Material »

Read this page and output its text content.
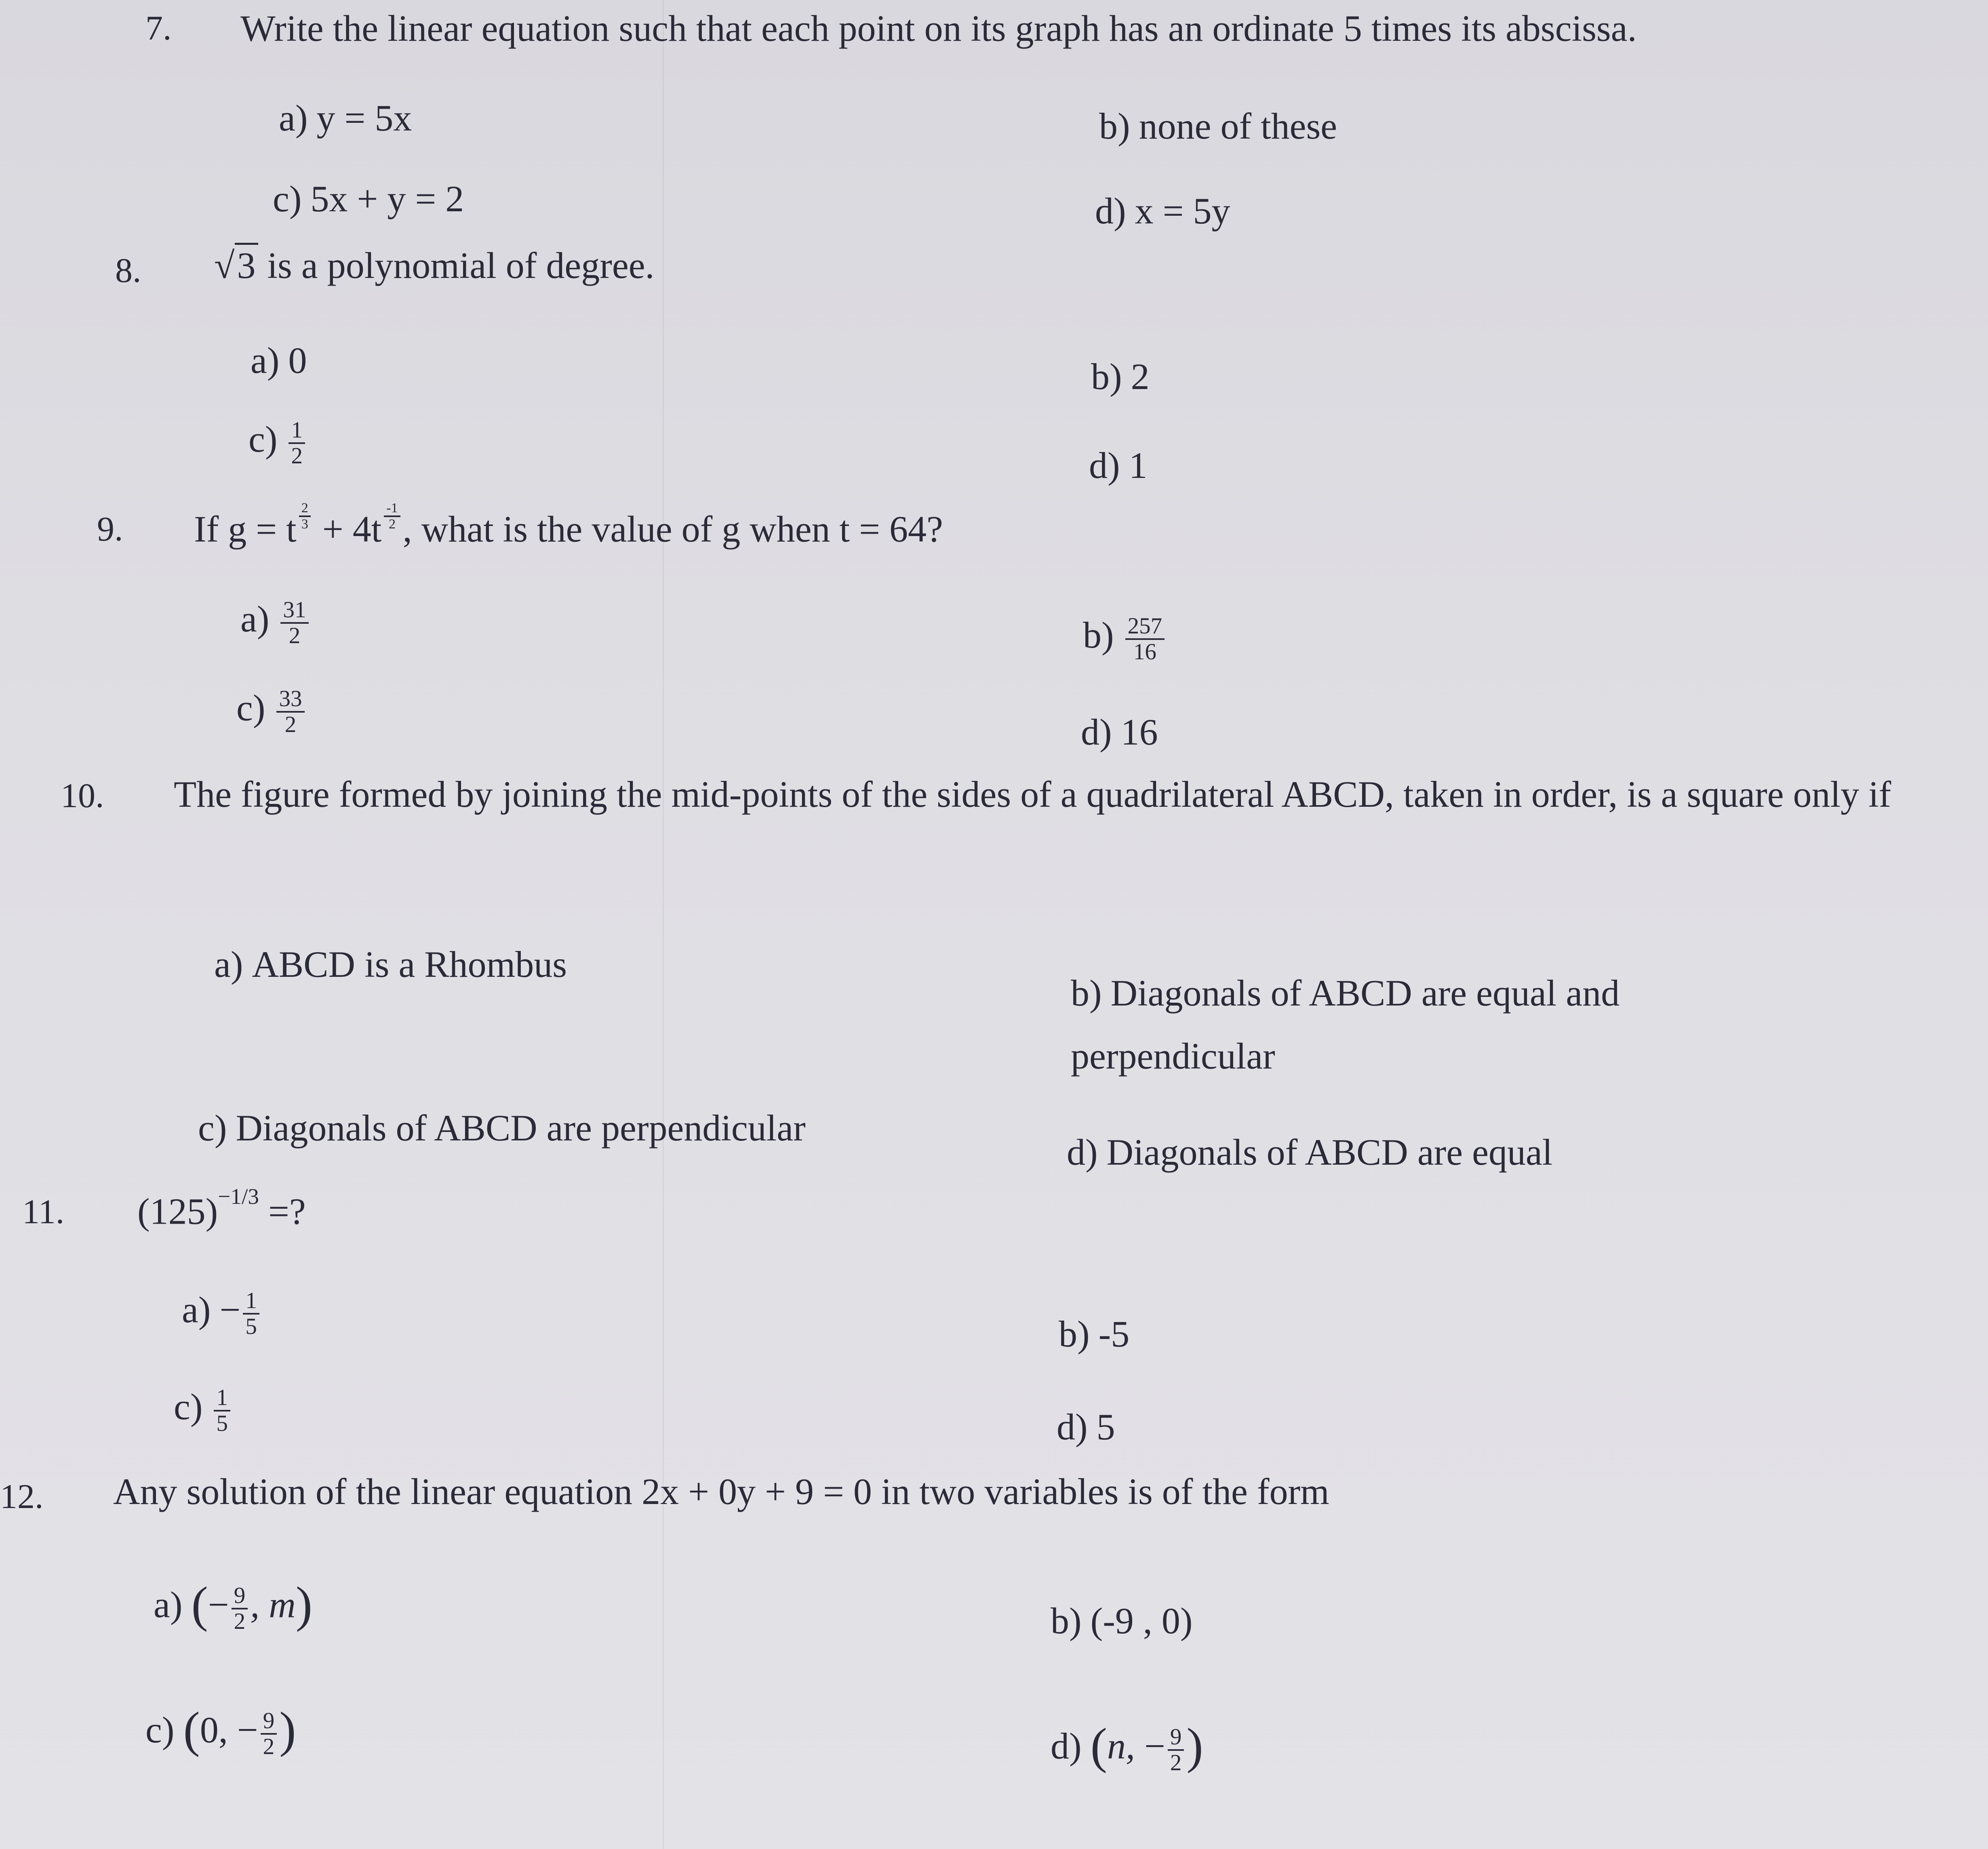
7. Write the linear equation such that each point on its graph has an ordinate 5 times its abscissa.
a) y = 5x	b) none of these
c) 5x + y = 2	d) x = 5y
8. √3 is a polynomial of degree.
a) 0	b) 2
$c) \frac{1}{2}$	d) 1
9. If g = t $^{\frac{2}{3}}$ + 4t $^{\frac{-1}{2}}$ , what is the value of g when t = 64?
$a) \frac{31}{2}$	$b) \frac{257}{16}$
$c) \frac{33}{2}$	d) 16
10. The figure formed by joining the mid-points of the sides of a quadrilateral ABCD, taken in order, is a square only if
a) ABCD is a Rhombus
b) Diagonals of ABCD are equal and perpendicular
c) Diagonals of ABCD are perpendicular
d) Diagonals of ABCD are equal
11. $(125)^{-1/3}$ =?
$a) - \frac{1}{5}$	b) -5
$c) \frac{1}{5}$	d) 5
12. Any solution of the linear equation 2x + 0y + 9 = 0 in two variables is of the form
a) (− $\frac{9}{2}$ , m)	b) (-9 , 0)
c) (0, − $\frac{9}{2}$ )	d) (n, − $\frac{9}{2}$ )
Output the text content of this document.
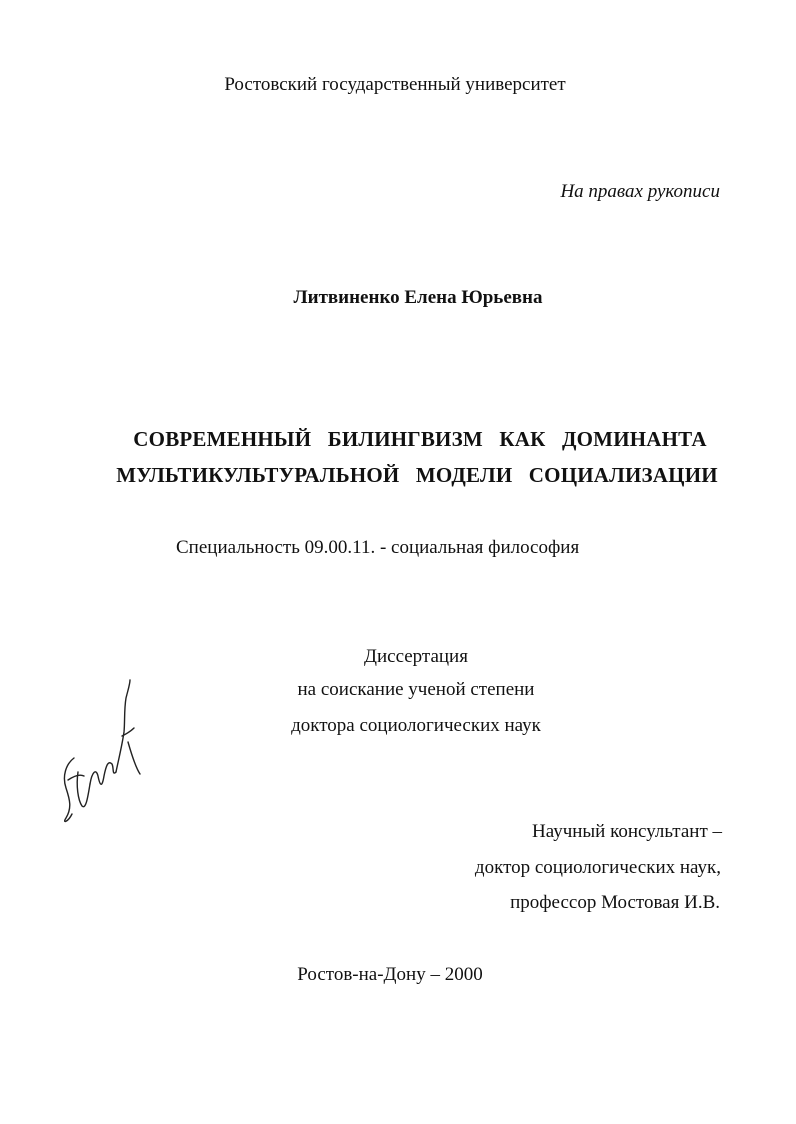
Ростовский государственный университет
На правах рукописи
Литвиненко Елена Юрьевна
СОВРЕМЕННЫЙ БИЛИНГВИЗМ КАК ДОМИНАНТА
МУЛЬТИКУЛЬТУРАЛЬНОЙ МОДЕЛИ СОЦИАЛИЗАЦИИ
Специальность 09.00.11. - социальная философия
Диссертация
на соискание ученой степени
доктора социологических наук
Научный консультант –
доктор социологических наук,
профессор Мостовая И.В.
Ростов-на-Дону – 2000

Task objective »
Take the line that contains "Output the text content of this document." and every line after it up to the end of the records above, and restate them exactly, without the pictures.

Result of this exercise »
Output the text content of this document.
Ростовский государственный университет
На правах рукописи
Литвиненко Елена Юрьевна
СОВРЕМЕННЫЙ БИЛИНГВИЗМ КАК ДОМИНАНТА
МУЛЬТИКУЛЬТУРАЛЬНОЙ МОДЕЛИ СОЦИАЛИЗАЦИИ
Специальность 09.00.11. - социальная философия
Диссертация
на соискание ученой степени
доктора социологических наук
Научный консультант –
доктор социологических наук,
профессор Мостовая И.В.
Ростов-на-Дону – 2000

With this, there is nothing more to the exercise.